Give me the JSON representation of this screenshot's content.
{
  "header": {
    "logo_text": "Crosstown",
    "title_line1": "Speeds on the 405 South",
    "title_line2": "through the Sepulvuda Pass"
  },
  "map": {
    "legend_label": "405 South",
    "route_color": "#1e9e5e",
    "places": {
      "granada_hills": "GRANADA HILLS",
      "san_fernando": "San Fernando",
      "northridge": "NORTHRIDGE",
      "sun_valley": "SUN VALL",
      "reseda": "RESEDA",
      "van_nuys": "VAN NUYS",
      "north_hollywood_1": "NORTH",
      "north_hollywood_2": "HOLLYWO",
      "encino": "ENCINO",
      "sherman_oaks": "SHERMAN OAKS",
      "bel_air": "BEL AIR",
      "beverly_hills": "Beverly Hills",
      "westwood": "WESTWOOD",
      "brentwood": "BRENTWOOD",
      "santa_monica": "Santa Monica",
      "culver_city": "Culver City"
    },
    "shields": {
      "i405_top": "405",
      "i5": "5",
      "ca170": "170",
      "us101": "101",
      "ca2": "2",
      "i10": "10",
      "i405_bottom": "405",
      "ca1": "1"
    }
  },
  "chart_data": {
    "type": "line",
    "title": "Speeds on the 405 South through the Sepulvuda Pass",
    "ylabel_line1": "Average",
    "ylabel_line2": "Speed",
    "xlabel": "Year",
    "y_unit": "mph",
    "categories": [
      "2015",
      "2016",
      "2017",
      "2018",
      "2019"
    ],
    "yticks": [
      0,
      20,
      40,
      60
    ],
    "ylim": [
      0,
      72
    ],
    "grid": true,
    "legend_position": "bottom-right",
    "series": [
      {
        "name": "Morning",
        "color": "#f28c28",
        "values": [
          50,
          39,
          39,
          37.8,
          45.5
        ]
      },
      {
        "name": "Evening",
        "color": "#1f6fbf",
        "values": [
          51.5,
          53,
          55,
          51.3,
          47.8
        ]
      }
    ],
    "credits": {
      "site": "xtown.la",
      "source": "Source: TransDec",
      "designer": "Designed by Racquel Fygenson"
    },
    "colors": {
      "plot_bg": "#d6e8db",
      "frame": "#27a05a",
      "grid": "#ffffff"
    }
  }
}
━━━━━━━━━━━━━━━━━━━━
Give the listing again, word for word.

Give me the JSON representation of this screenshot's content.
{
  "header": {
    "logo_text": "Crosstown",
    "title_line1": "Speeds on the 405 South",
    "title_line2": "through the Sepulvuda Pass"
  },
  "map": {
    "legend_label": "405 South",
    "route_color": "#1e9e5e",
    "places": {
      "granada_hills": "GRANADA HILLS",
      "san_fernando": "San Fernando",
      "northridge": "NORTHRIDGE",
      "sun_valley": "SUN VALL",
      "reseda": "RESEDA",
      "van_nuys": "VAN NUYS",
      "north_hollywood_1": "NORTH",
      "north_hollywood_2": "HOLLYWO",
      "encino": "ENCINO",
      "sherman_oaks": "SHERMAN OAKS",
      "bel_air": "BEL AIR",
      "beverly_hills": "Beverly Hills",
      "westwood": "WESTWOOD",
      "brentwood": "BRENTWOOD",
      "santa_monica": "Santa Monica",
      "culver_city": "Culver City"
    },
    "shields": {
      "i405_top": "405",
      "i5": "5",
      "ca170": "170",
      "us101": "101",
      "ca2": "2",
      "i10": "10",
      "i405_bottom": "405",
      "ca1": "1"
    }
  },
  "chart_data": {
    "type": "line",
    "title": "Speeds on the 405 South through the Sepulvuda Pass",
    "ylabel_line1": "Average",
    "ylabel_line2": "Speed",
    "xlabel": "Year",
    "y_unit": "mph",
    "categories": [
      "2015",
      "2016",
      "2017",
      "2018",
      "2019"
    ],
    "yticks": [
      0,
      20,
      40,
      60
    ],
    "ylim": [
      0,
      72
    ],
    "grid": true,
    "legend_position": "bottom-right",
    "series": [
      {
        "name": "Morning",
        "color": "#f28c28",
        "values": [
          50,
          39,
          39,
          37.8,
          45.5
        ]
      },
      {
        "name": "Evening",
        "color": "#1f6fbf",
        "values": [
          51.5,
          53,
          55,
          51.3,
          47.8
        ]
      }
    ],
    "credits": {
      "site": "xtown.la",
      "source": "Source: TransDec",
      "designer": "Designed by Racquel Fygenson"
    },
    "colors": {
      "plot_bg": "#d6e8db",
      "frame": "#27a05a",
      "grid": "#ffffff"
    }
  }
}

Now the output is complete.